* _Given exercise_
Restate, word for word, all of the material shown below.

* _Records for processing_
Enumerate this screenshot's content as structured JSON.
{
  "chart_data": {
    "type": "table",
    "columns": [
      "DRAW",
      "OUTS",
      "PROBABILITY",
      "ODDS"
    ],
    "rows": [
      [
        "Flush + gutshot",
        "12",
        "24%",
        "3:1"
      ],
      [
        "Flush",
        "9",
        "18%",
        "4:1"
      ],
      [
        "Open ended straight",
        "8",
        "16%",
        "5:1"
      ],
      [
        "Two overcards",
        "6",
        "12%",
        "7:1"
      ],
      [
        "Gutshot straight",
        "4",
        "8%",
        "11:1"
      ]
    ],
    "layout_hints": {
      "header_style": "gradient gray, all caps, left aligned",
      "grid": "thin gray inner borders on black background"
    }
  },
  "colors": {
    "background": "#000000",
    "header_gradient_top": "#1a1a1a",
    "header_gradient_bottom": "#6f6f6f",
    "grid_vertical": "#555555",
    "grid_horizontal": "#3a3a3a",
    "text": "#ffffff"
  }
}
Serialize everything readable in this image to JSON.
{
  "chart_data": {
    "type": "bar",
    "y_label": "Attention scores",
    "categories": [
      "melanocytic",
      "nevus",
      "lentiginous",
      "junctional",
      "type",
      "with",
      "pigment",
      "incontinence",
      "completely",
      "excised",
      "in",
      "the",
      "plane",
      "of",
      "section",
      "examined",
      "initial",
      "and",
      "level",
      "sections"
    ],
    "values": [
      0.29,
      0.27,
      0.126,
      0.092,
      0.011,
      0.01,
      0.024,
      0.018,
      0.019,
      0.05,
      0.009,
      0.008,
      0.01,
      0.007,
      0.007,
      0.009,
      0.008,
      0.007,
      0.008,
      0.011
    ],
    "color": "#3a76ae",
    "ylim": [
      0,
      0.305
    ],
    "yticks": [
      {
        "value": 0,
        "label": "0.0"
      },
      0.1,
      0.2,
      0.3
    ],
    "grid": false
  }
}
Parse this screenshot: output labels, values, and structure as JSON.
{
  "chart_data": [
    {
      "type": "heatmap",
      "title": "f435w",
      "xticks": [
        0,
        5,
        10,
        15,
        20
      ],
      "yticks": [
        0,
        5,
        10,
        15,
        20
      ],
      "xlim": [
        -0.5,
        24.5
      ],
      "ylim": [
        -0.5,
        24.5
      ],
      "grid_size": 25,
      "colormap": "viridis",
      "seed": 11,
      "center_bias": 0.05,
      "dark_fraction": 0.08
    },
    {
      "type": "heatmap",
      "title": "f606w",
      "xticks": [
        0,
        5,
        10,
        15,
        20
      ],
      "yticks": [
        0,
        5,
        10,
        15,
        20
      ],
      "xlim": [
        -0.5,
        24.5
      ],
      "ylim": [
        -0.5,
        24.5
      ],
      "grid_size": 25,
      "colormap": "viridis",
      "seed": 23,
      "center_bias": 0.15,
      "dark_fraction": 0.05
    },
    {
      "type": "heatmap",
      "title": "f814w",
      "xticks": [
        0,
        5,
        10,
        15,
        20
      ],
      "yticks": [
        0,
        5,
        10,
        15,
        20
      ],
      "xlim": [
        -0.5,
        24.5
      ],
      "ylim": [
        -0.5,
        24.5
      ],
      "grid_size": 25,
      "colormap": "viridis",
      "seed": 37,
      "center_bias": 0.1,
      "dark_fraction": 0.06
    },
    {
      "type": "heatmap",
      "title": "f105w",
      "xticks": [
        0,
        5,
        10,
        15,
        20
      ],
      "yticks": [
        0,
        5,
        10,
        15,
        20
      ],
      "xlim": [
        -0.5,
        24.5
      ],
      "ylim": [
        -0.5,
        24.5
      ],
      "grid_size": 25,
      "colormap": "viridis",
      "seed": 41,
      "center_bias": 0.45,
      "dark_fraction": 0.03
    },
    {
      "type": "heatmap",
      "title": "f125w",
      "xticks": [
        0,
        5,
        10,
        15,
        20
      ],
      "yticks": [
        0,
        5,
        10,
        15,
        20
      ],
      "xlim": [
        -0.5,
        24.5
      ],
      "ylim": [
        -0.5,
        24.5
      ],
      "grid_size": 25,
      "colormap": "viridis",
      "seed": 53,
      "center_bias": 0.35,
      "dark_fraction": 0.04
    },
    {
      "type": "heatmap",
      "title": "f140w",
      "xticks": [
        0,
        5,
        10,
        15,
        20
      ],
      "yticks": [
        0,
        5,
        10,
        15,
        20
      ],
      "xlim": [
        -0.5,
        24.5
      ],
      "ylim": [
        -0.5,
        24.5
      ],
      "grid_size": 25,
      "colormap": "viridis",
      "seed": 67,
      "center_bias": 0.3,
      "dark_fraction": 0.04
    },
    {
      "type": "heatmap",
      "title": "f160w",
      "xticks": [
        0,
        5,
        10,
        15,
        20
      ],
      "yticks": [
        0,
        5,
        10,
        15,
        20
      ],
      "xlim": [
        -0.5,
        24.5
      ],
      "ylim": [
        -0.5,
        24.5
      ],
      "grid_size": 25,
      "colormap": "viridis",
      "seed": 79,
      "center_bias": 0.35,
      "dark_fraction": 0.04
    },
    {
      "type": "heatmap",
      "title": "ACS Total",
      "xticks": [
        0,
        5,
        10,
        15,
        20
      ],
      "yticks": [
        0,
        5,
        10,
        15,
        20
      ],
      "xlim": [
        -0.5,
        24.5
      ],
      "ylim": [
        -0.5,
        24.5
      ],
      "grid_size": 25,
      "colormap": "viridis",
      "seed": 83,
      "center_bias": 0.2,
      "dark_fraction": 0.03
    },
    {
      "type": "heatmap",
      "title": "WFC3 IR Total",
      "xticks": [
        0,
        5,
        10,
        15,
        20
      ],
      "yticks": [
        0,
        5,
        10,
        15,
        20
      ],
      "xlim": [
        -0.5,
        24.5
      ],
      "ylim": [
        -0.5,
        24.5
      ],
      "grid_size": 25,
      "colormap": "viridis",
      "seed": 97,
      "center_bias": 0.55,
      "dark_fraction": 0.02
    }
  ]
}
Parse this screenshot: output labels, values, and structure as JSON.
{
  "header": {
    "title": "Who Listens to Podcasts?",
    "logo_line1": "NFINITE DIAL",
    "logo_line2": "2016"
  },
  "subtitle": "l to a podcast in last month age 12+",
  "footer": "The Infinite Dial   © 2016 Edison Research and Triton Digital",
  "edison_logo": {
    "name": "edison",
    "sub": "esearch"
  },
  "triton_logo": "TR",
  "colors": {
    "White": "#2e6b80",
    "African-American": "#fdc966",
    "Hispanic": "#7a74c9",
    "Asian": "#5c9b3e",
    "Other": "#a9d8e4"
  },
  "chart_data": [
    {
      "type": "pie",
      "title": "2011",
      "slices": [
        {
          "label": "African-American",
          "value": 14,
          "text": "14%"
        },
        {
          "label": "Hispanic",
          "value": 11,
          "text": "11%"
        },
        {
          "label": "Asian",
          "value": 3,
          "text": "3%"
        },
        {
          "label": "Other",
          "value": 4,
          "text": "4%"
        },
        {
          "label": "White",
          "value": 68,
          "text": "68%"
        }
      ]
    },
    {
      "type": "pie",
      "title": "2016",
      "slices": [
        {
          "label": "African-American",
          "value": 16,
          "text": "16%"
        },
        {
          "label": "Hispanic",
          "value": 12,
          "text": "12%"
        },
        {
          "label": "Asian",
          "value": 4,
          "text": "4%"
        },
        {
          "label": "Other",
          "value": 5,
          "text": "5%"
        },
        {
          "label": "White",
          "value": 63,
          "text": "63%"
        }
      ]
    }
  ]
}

* _Complete answer_
Enumerate this screenshot's content as structured JSON.
{
  "chart_data": {
    "type": "table",
    "columns": [
      "DRAW",
      "OUTS",
      "PROBABILITY",
      "ODDS"
    ],
    "rows": [
      [
        "Flush + gutshot",
        "12",
        "24%",
        "3:1"
      ],
      [
        "Flush",
        "9",
        "18%",
        "4:1"
      ],
      [
        "Open ended straight",
        "8",
        "16%",
        "5:1"
      ],
      [
        "Two overcards",
        "6",
        "12%",
        "7:1"
      ],
      [
        "Gutshot straight",
        "4",
        "8%",
        "11:1"
      ]
    ],
    "layout_hints": {
      "header_style": "gradient gray, all caps, left aligned",
      "grid": "thin gray inner borders on black background"
    }
  },
  "colors": {
    "background": "#000000",
    "header_gradient_top": "#1a1a1a",
    "header_gradient_bottom": "#6f6f6f",
    "grid_vertical": "#555555",
    "grid_horizontal": "#3a3a3a",
    "text": "#ffffff"
  }
}
Serialize everything readable in this image to JSON.
{
  "chart_data": {
    "type": "bar",
    "y_label": "Attention scores",
    "categories": [
      "melanocytic",
      "nevus",
      "lentiginous",
      "junctional",
      "type",
      "with",
      "pigment",
      "incontinence",
      "completely",
      "excised",
      "in",
      "the",
      "plane",
      "of",
      "section",
      "examined",
      "initial",
      "and",
      "level",
      "sections"
    ],
    "values": [
      0.29,
      0.27,
      0.126,
      0.092,
      0.011,
      0.01,
      0.024,
      0.018,
      0.019,
      0.05,
      0.009,
      0.008,
      0.01,
      0.007,
      0.007,
      0.009,
      0.008,
      0.007,
      0.008,
      0.011
    ],
    "color": "#3a76ae",
    "ylim": [
      0,
      0.305
    ],
    "yticks": [
      {
        "value": 0,
        "label": "0.0"
      },
      0.1,
      0.2,
      0.3
    ],
    "grid": false
  }
}
Parse this screenshot: output labels, values, and structure as JSON.
{
  "chart_data": [
    {
      "type": "heatmap",
      "title": "f435w",
      "xticks": [
        0,
        5,
        10,
        15,
        20
      ],
      "yticks": [
        0,
        5,
        10,
        15,
        20
      ],
      "xlim": [
        -0.5,
        24.5
      ],
      "ylim": [
        -0.5,
        24.5
      ],
      "grid_size": 25,
      "colormap": "viridis",
      "seed": 11,
      "center_bias": 0.05,
      "dark_fraction": 0.08
    },
    {
      "type": "heatmap",
      "title": "f606w",
      "xticks": [
        0,
        5,
        10,
        15,
        20
      ],
      "yticks": [
        0,
        5,
        10,
        15,
        20
      ],
      "xlim": [
        -0.5,
        24.5
      ],
      "ylim": [
        -0.5,
        24.5
      ],
      "grid_size": 25,
      "colormap": "viridis",
      "seed": 23,
      "center_bias": 0.15,
      "dark_fraction": 0.05
    },
    {
      "type": "heatmap",
      "title": "f814w",
      "xticks": [
        0,
        5,
        10,
        15,
        20
      ],
      "yticks": [
        0,
        5,
        10,
        15,
        20
      ],
      "xlim": [
        -0.5,
        24.5
      ],
      "ylim": [
        -0.5,
        24.5
      ],
      "grid_size": 25,
      "colormap": "viridis",
      "seed": 37,
      "center_bias": 0.1,
      "dark_fraction": 0.06
    },
    {
      "type": "heatmap",
      "title": "f105w",
      "xticks": [
        0,
        5,
        10,
        15,
        20
      ],
      "yticks": [
        0,
        5,
        10,
        15,
        20
      ],
      "xlim": [
        -0.5,
        24.5
      ],
      "ylim": [
        -0.5,
        24.5
      ],
      "grid_size": 25,
      "colormap": "viridis",
      "seed": 41,
      "center_bias": 0.45,
      "dark_fraction": 0.03
    },
    {
      "type": "heatmap",
      "title": "f125w",
      "xticks": [
        0,
        5,
        10,
        15,
        20
      ],
      "yticks": [
        0,
        5,
        10,
        15,
        20
      ],
      "xlim": [
        -0.5,
        24.5
      ],
      "ylim": [
        -0.5,
        24.5
      ],
      "grid_size": 25,
      "colormap": "viridis",
      "seed": 53,
      "center_bias": 0.35,
      "dark_fraction": 0.04
    },
    {
      "type": "heatmap",
      "title": "f140w",
      "xticks": [
        0,
        5,
        10,
        15,
        20
      ],
      "yticks": [
        0,
        5,
        10,
        15,
        20
      ],
      "xlim": [
        -0.5,
        24.5
      ],
      "ylim": [
        -0.5,
        24.5
      ],
      "grid_size": 25,
      "colormap": "viridis",
      "seed": 67,
      "center_bias": 0.3,
      "dark_fraction": 0.04
    },
    {
      "type": "heatmap",
      "title": "f160w",
      "xticks": [
        0,
        5,
        10,
        15,
        20
      ],
      "yticks": [
        0,
        5,
        10,
        15,
        20
      ],
      "xlim": [
        -0.5,
        24.5
      ],
      "ylim": [
        -0.5,
        24.5
      ],
      "grid_size": 25,
      "colormap": "viridis",
      "seed": 79,
      "center_bias": 0.35,
      "dark_fraction": 0.04
    },
    {
      "type": "heatmap",
      "title": "ACS Total",
      "xticks": [
        0,
        5,
        10,
        15,
        20
      ],
      "yticks": [
        0,
        5,
        10,
        15,
        20
      ],
      "xlim": [
        -0.5,
        24.5
      ],
      "ylim": [
        -0.5,
        24.5
      ],
      "grid_size": 25,
      "colormap": "viridis",
      "seed": 83,
      "center_bias": 0.2,
      "dark_fraction": 0.03
    },
    {
      "type": "heatmap",
      "title": "WFC3 IR Total",
      "xticks": [
        0,
        5,
        10,
        15,
        20
      ],
      "yticks": [
        0,
        5,
        10,
        15,
        20
      ],
      "xlim": [
        -0.5,
        24.5
      ],
      "ylim": [
        -0.5,
        24.5
      ],
      "grid_size": 25,
      "colormap": "viridis",
      "seed": 97,
      "center_bias": 0.55,
      "dark_fraction": 0.02
    }
  ]
}
Parse this screenshot: output labels, values, and structure as JSON.
{
  "header": {
    "title": "Who Listens to Podcasts?",
    "logo_line1": "NFINITE DIAL",
    "logo_line2": "2016"
  },
  "subtitle": "l to a podcast in last month age 12+",
  "footer": "The Infinite Dial   © 2016 Edison Research and Triton Digital",
  "edison_logo": {
    "name": "edison",
    "sub": "esearch"
  },
  "triton_logo": "TR",
  "colors": {
    "White": "#2e6b80",
    "African-American": "#fdc966",
    "Hispanic": "#7a74c9",
    "Asian": "#5c9b3e",
    "Other": "#a9d8e4"
  },
  "chart_data": [
    {
      "type": "pie",
      "title": "2011",
      "slices": [
        {
          "label": "African-American",
          "value": 14,
          "text": "14%"
        },
        {
          "label": "Hispanic",
          "value": 11,
          "text": "11%"
        },
        {
          "label": "Asian",
          "value": 3,
          "text": "3%"
        },
        {
          "label": "Other",
          "value": 4,
          "text": "4%"
        },
        {
          "label": "White",
          "value": 68,
          "text": "68%"
        }
      ]
    },
    {
      "type": "pie",
      "title": "2016",
      "slices": [
        {
          "label": "African-American",
          "value": 16,
          "text": "16%"
        },
        {
          "label": "Hispanic",
          "value": 12,
          "text": "12%"
        },
        {
          "label": "Asian",
          "value": 4,
          "text": "4%"
        },
        {
          "label": "Other",
          "value": 5,
          "text": "5%"
        },
        {
          "label": "White",
          "value": 63,
          "text": "63%"
        }
      ]
    }
  ]
}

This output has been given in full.